→ Records for processing:
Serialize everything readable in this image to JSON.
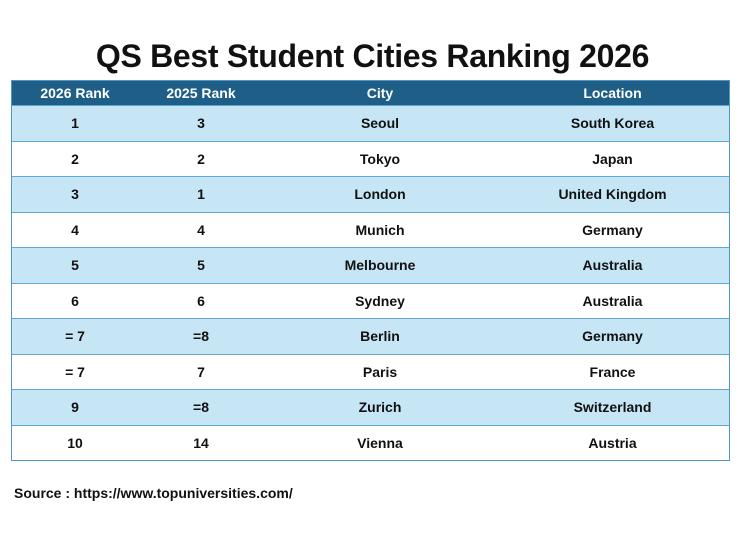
{
  "chart_data": {
    "type": "table",
    "title": "QS Best Student Cities Ranking 2026",
    "columns": [
      "2026 Rank",
      "2025 Rank",
      "City",
      "Location"
    ],
    "rows": [
      [
        "1",
        "3",
        "Seoul",
        "South Korea"
      ],
      [
        "2",
        "2",
        "Tokyo",
        "Japan"
      ],
      [
        "3",
        "1",
        "London",
        "United Kingdom"
      ],
      [
        "4",
        "4",
        "Munich",
        "Germany"
      ],
      [
        "5",
        "5",
        "Melbourne",
        "Australia"
      ],
      [
        "6",
        "6",
        "Sydney",
        "Australia"
      ],
      [
        "= 7",
        "=8",
        "Berlin",
        "Germany"
      ],
      [
        "= 7",
        "7",
        "Paris",
        "France"
      ],
      [
        "9",
        "=8",
        "Zurich",
        "Switzerland"
      ],
      [
        "10",
        "14",
        "Vienna",
        "Austria"
      ]
    ],
    "source": "Source : https://www.topuniversities.com/"
  },
  "colors": {
    "header_bg": "#1f5f87",
    "header_text": "#ffffff",
    "band_row": "#c6e5f5",
    "plain_row": "#ffffff",
    "grid_line": "#5fa8d6"
  }
}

→ Stated exercise:
Copy out all lines where the word "ffffff" appears.

→ Solved problem:
    "header_text": "#ffffff",
    "plain_row": "#ffffff",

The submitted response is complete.